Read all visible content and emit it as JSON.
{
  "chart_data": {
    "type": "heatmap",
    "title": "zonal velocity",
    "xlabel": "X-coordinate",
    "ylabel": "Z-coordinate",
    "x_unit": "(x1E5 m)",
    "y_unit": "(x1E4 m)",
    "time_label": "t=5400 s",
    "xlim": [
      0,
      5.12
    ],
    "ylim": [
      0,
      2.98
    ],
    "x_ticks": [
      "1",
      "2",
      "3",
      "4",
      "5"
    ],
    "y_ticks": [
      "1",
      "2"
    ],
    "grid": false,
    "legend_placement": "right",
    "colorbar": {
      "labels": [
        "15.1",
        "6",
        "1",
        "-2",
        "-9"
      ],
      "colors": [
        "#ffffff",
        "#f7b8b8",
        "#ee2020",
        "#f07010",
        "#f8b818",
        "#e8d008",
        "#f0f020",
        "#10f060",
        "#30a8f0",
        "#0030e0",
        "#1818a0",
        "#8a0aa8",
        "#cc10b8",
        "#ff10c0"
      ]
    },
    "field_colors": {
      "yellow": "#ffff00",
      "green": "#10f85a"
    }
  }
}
+-------+
### PROBLEM STATEMENT:
Say how many lines above contain the string "coordinate". Answer with the number only.

### RESPONSE:
2